# Aim of the task:
Give the listing again exactly, omitting its images.

# Structured figure records:
◇ ◇ ◇
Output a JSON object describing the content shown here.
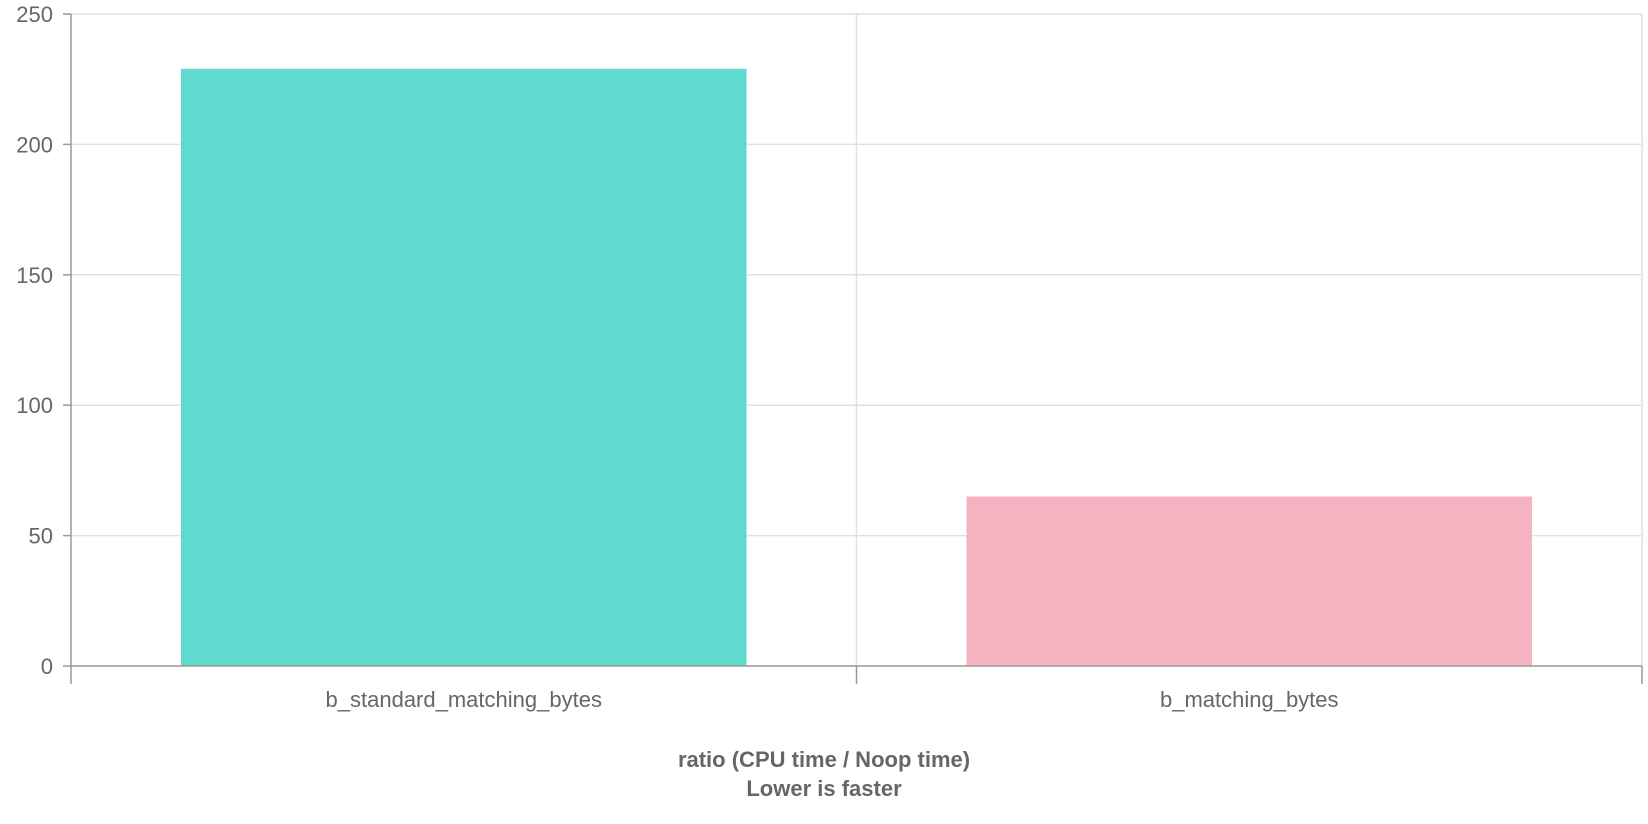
{
  "chart_data": {
    "type": "bar",
    "categories": [
      "b_standard_matching_bytes",
      "b_matching_bytes"
    ],
    "values": [
      229,
      65
    ],
    "colors": [
      "#5fdacf",
      "#f5b3c1"
    ],
    "ylim": [
      0,
      250
    ],
    "yticks": [
      0,
      50,
      100,
      150,
      200,
      250
    ],
    "xlabel": [
      "ratio (CPU time / Noop time)",
      "Lower is faster"
    ],
    "ylabel": "",
    "grid": true,
    "legend": "none"
  }
}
◇ ◇ ◇
# Response to the exercise:
Output a JSON object describing the content shown here.
{
  "chart_data": {
    "type": "bar",
    "categories": [
      "b_standard_matching_bytes",
      "b_matching_bytes"
    ],
    "values": [
      229,
      65
    ],
    "colors": [
      "#5fdacf",
      "#f5b3c1"
    ],
    "ylim": [
      0,
      250
    ],
    "yticks": [
      0,
      50,
      100,
      150,
      200,
      250
    ],
    "xlabel": [
      "ratio (CPU time / Noop time)",
      "Lower is faster"
    ],
    "ylabel": "",
    "grid": true,
    "legend": "none"
  }
}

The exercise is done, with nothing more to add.